What is needed: Lines containing the string "cost" are to be counted. Write only how many there are.

%%

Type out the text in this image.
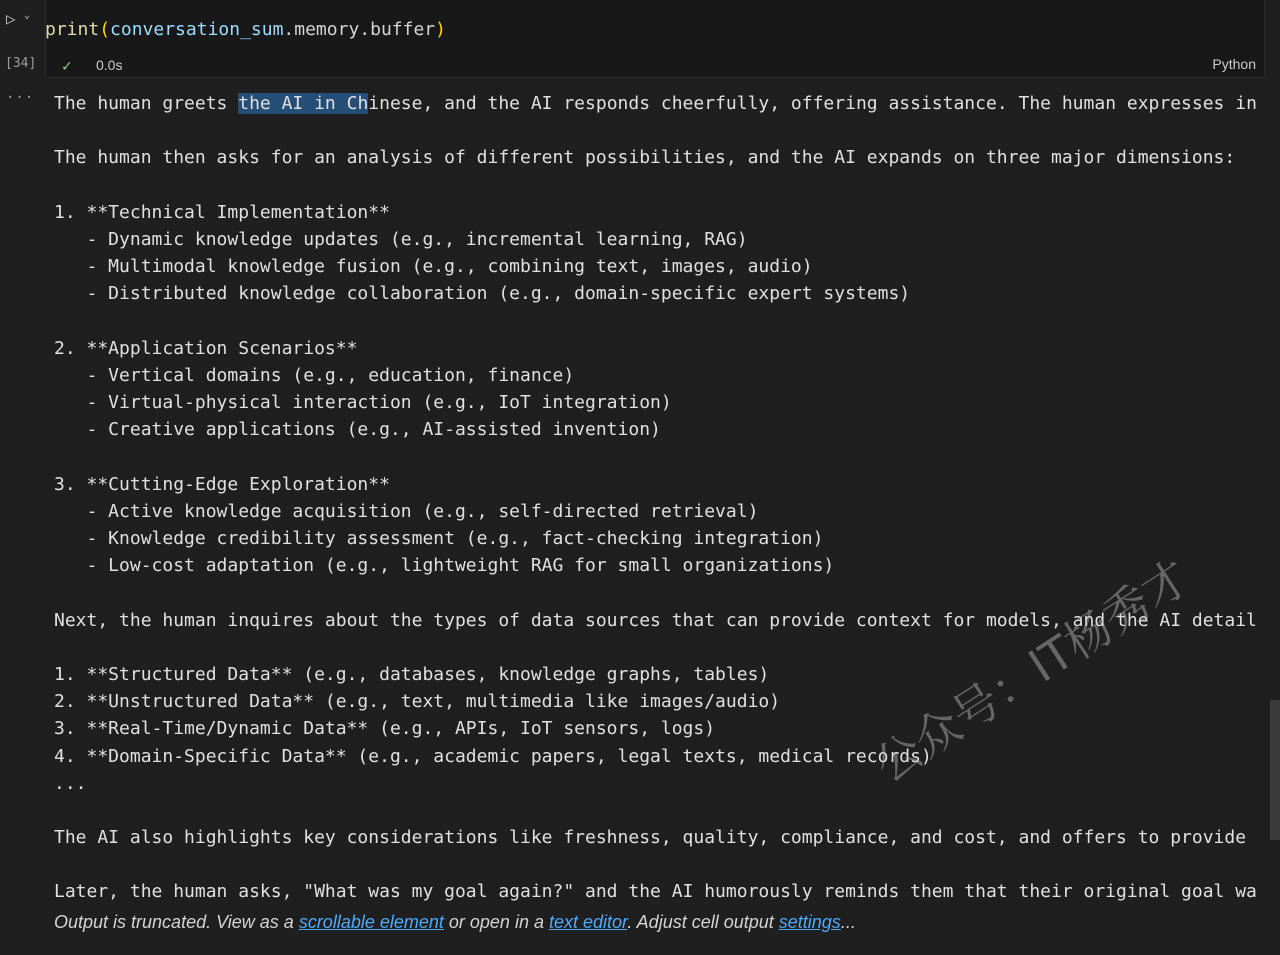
▷ ⌄
[34]
···
print(conversation_sum.memory.buffer)
✓	0.0s	Python
The human greets the AI in Chinese, and the AI responds cheerfully, offering assistance. The human expresses in
The human then asks for an analysis of different possibilities, and the AI expands on three major dimensions:
1. **Technical Implementation**
- Dynamic knowledge updates (e.g., incremental learning, RAG)
- Multimodal knowledge fusion (e.g., combining text, images, audio)
- Distributed knowledge collaboration (e.g., domain-specific expert systems)
2. **Application Scenarios**
- Vertical domains (e.g., education, finance)
- Virtual-physical interaction (e.g., IoT integration)
- Creative applications (e.g., AI-assisted invention)
3. **Cutting-Edge Exploration**
- Active knowledge acquisition (e.g., self-directed retrieval)
- Knowledge credibility assessment (e.g., fact-checking integration)
- Low-cost adaptation (e.g., lightweight RAG for small organizations)
Next, the human inquires about the types of data sources that can provide context for models, and the AI detail
1. **Structured Data** (e.g., databases, knowledge graphs, tables)
2. **Unstructured Data** (e.g., text, multimedia like images/audio)
3. **Real-Time/Dynamic Data** (e.g., APIs, IoT sensors, logs)
4. **Domain-Specific Data** (e.g., academic papers, legal texts, medical records)
...
The AI also highlights key considerations like freshness, quality, compliance, and cost, and offers to provide
Later, the human asks, "What was my goal again?" and the AI humorously reminds them that their original goal wa
Output is truncated. View as a scrollable element or open in a text editor. Adjust cell output settings...
公众号：IT杨秀才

%%

Solution for this task: 2